Aim of the task: Below are some records; retype all of them exactly.

Dataset records:
* Begin *
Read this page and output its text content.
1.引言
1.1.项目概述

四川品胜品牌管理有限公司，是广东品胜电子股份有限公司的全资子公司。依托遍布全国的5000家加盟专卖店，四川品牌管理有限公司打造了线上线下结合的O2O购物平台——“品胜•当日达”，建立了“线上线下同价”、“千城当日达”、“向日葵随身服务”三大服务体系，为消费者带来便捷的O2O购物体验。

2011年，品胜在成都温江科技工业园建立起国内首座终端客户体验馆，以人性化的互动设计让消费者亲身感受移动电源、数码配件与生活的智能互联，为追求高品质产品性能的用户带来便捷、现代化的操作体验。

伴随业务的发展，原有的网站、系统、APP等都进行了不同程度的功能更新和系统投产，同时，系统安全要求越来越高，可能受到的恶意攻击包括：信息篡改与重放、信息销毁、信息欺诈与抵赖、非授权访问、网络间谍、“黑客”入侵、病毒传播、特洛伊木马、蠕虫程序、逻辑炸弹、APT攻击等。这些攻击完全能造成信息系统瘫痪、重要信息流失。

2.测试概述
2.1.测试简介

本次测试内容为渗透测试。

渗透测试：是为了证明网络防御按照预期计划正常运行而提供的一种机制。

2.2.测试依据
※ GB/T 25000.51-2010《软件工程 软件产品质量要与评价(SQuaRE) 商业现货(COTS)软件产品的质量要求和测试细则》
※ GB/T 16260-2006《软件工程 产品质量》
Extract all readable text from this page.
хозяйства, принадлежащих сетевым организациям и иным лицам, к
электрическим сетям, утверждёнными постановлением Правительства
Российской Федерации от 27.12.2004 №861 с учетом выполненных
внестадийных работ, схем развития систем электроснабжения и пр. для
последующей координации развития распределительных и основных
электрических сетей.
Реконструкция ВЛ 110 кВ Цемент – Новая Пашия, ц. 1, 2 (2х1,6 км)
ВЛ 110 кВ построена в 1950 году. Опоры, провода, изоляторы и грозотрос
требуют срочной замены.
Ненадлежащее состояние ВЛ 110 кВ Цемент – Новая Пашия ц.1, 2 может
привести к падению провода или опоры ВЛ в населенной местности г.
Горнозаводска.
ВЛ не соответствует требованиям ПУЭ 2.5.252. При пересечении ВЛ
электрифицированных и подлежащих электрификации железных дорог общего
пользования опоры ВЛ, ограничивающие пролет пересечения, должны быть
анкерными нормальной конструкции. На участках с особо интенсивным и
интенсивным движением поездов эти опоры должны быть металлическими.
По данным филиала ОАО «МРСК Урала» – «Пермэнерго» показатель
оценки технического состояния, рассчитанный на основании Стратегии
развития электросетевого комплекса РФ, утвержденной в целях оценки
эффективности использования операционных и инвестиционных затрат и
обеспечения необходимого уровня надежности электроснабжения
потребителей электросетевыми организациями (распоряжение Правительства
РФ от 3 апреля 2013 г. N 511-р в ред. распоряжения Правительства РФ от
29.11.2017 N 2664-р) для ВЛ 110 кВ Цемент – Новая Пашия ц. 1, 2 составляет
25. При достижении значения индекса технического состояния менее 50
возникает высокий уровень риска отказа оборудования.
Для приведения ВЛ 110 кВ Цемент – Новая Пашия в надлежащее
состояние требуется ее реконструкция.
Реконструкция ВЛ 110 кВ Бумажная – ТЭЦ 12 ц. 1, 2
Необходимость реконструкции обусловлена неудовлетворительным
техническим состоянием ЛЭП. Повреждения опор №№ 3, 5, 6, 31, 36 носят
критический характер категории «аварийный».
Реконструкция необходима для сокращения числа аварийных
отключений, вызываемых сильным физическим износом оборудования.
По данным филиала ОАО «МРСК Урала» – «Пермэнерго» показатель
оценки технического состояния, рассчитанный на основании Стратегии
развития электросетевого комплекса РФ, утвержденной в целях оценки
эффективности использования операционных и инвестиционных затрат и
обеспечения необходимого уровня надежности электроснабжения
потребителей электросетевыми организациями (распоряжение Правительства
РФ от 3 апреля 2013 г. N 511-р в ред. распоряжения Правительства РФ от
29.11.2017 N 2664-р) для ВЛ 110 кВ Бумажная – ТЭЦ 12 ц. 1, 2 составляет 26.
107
* End *
Exercise answer:
Read this page and output its text content.
1.引言
1.1.项目概述

四川品胜品牌管理有限公司，是广东品胜电子股份有限公司的全资子公司。依托遍布全国的5000家加盟专卖店，四川品牌管理有限公司打造了线上线下结合的O2O购物平台——“品胜•当日达”，建立了“线上线下同价”、“千城当日达”、“向日葵随身服务”三大服务体系，为消费者带来便捷的O2O购物体验。

2011年，品胜在成都温江科技工业园建立起国内首座终端客户体验馆，以人性化的互动设计让消费者亲身感受移动电源、数码配件与生活的智能互联，为追求高品质产品性能的用户带来便捷、现代化的操作体验。

伴随业务的发展，原有的网站、系统、APP等都进行了不同程度的功能更新和系统投产，同时，系统安全要求越来越高，可能受到的恶意攻击包括：信息篡改与重放、信息销毁、信息欺诈与抵赖、非授权访问、网络间谍、“黑客”入侵、病毒传播、特洛伊木马、蠕虫程序、逻辑炸弹、APT攻击等。这些攻击完全能造成信息系统瘫痪、重要信息流失。

2.测试概述
2.1.测试简介

本次测试内容为渗透测试。

渗透测试：是为了证明网络防御按照预期计划正常运行而提供的一种机制。

2.2.测试依据
※ GB/T 25000.51-2010《软件工程 软件产品质量要与评价(SQuaRE) 商业现货(COTS)软件产品的质量要求和测试细则》
※ GB/T 16260-2006《软件工程 产品质量》
Extract all readable text from this page.
хозяйства, принадлежащих сетевым организациям и иным лицам, к
электрическим сетям, утверждёнными постановлением Правительства
Российской Федерации от 27.12.2004 №861 с учетом выполненных
внестадийных работ, схем развития систем электроснабжения и пр. для
последующей координации развития распределительных и основных
электрических сетей.
Реконструкция ВЛ 110 кВ Цемент – Новая Пашия, ц. 1, 2 (2х1,6 км)
ВЛ 110 кВ построена в 1950 году. Опоры, провода, изоляторы и грозотрос
требуют срочной замены.
Ненадлежащее состояние ВЛ 110 кВ Цемент – Новая Пашия ц.1, 2 может
привести к падению провода или опоры ВЛ в населенной местности г.
Горнозаводска.
ВЛ не соответствует требованиям ПУЭ 2.5.252. При пересечении ВЛ
электрифицированных и подлежащих электрификации железных дорог общего
пользования опоры ВЛ, ограничивающие пролет пересечения, должны быть
анкерными нормальной конструкции. На участках с особо интенсивным и
интенсивным движением поездов эти опоры должны быть металлическими.
По данным филиала ОАО «МРСК Урала» – «Пермэнерго» показатель
оценки технического состояния, рассчитанный на основании Стратегии
развития электросетевого комплекса РФ, утвержденной в целях оценки
эффективности использования операционных и инвестиционных затрат и
обеспечения необходимого уровня надежности электроснабжения
потребителей электросетевыми организациями (распоряжение Правительства
РФ от 3 апреля 2013 г. N 511-р в ред. распоряжения Правительства РФ от
29.11.2017 N 2664-р) для ВЛ 110 кВ Цемент – Новая Пашия ц. 1, 2 составляет
25. При достижении значения индекса технического состояния менее 50
возникает высокий уровень риска отказа оборудования.
Для приведения ВЛ 110 кВ Цемент – Новая Пашия в надлежащее
состояние требуется ее реконструкция.
Реконструкция ВЛ 110 кВ Бумажная – ТЭЦ 12 ц. 1, 2
Необходимость реконструкции обусловлена неудовлетворительным
техническим состоянием ЛЭП. Повреждения опор №№ 3, 5, 6, 31, 36 носят
критический характер категории «аварийный».
Реконструкция необходима для сокращения числа аварийных
отключений, вызываемых сильным физическим износом оборудования.
По данным филиала ОАО «МРСК Урала» – «Пермэнерго» показатель
оценки технического состояния, рассчитанный на основании Стратегии
развития электросетевого комплекса РФ, утвержденной в целях оценки
эффективности использования операционных и инвестиционных затрат и
обеспечения необходимого уровня надежности электроснабжения
потребителей электросетевыми организациями (распоряжение Правительства
РФ от 3 апреля 2013 г. N 511-р в ред. распоряжения Правительства РФ от
29.11.2017 N 2664-р) для ВЛ 110 кВ Бумажная – ТЭЦ 12 ц. 1, 2 составляет 26.
107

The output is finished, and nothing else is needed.